#### [STATED PROBLEM]
Scan the records below. List lines holding "header".

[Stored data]
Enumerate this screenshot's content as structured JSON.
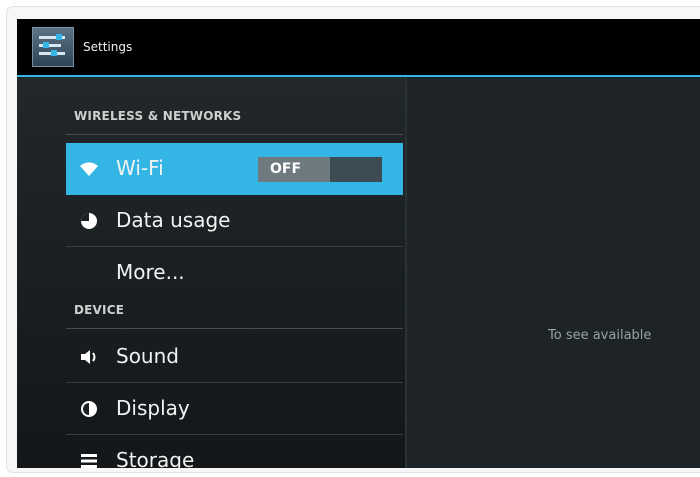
{
  "app": {
    "title": "Settings",
    "icon": "settings-icon"
  },
  "sections": {
    "wireless": {
      "header": "WIRELESS & NETWORKS"
    },
    "device": {
      "header": "DEVICE"
    }
  },
  "items": {
    "wifi": {
      "label": "Wi-Fi",
      "icon": "wifi-icon",
      "toggle": "OFF",
      "selected": true
    },
    "data_usage": {
      "label": "Data usage",
      "icon": "data-usage-icon"
    },
    "more": {
      "label": "More..."
    },
    "sound": {
      "label": "Sound",
      "icon": "speaker-icon"
    },
    "display": {
      "label": "Display",
      "icon": "display-icon"
    },
    "storage": {
      "label": "Storage",
      "icon": "storage-icon"
    }
  },
  "detail": {
    "hint": "To see available"
  },
  "colors": {
    "accent": "#33b5e5",
    "background": "#000000"
  }
}
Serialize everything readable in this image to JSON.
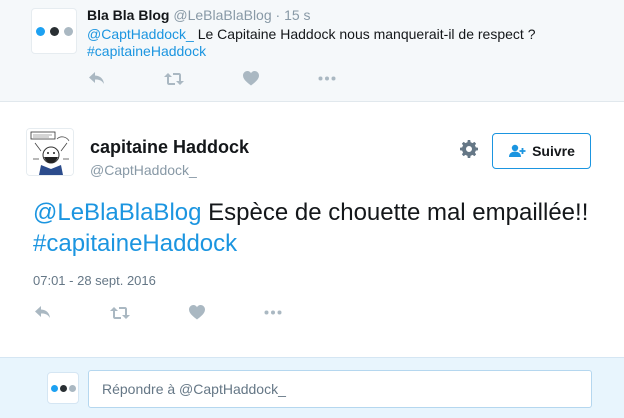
{
  "parent_tweet": {
    "author_name": "Bla Bla Blog",
    "author_handle": "@LeBlaBlaBlog",
    "separator": "·",
    "time": "15 s",
    "mention": "@CaptHaddock_",
    "text": " Le Capitaine Haddock nous manquerait-il de respect ?",
    "hashtag": "#capitaineHaddock",
    "avatar_dot_colors": [
      "#1da1f2",
      "#292f33",
      "#aab8c2"
    ]
  },
  "main_tweet": {
    "author_name": "capitaine Haddock",
    "author_handle": "@CaptHaddock_",
    "follow_label": "Suivre",
    "mention": "@LeBlaBlaBlog",
    "text_part1": " Espèce de chouette mal empaillée!! ",
    "hashtag": "#capitaineHaddock",
    "timestamp": "07:01 - 28 sept. 2016"
  },
  "reply": {
    "placeholder": "Répondre à @CaptHaddock_"
  },
  "icons": {
    "reply": "reply-icon",
    "retweet": "retweet-icon",
    "like": "heart-icon",
    "more": "more-icon",
    "settings": "gear-icon",
    "follow": "follow-user-icon"
  },
  "colors": {
    "link": "#1b95e0",
    "muted": "#8899a6",
    "action_icon": "#aab8c2",
    "parent_bg": "#f5f8fa",
    "reply_bg": "#e8f5fd"
  }
}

#### [RESULT OF THIS TASK]
      "header": "WIRELESS & NETWORKS"
      "header": "DEVICE"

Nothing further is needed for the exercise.